— BEGIN DATA SHOWN —
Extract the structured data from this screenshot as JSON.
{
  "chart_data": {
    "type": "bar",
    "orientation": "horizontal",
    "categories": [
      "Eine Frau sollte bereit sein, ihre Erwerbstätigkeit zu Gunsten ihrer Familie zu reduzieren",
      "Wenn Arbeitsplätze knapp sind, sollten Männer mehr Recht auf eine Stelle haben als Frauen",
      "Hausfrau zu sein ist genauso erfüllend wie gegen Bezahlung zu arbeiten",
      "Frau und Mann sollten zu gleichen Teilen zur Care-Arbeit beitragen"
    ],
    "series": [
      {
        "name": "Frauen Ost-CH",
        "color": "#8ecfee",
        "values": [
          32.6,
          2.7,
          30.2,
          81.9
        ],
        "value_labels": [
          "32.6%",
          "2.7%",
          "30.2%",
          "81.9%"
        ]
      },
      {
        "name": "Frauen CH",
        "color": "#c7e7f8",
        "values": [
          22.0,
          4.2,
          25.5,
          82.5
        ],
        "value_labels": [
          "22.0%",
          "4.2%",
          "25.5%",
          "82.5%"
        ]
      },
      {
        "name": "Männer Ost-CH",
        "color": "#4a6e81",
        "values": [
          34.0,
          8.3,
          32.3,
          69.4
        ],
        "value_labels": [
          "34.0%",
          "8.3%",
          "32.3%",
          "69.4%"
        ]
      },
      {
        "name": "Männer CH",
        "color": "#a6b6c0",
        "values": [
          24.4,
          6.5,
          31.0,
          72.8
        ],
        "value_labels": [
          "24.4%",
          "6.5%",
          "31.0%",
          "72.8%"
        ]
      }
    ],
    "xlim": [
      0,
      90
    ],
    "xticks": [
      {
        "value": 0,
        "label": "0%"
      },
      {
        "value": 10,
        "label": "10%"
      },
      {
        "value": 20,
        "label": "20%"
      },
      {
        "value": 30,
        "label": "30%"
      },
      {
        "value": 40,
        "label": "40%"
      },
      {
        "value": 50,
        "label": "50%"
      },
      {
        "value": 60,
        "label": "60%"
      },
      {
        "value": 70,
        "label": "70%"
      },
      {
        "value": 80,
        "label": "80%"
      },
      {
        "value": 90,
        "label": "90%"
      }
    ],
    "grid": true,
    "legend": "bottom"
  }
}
— END DATA SHOWN —
◆ INSTRUCTIONS FOR THE TASK:
Give the number of lines containing the word "color". No other answer is needed.

◆ EXERCISE RESPONSE:
4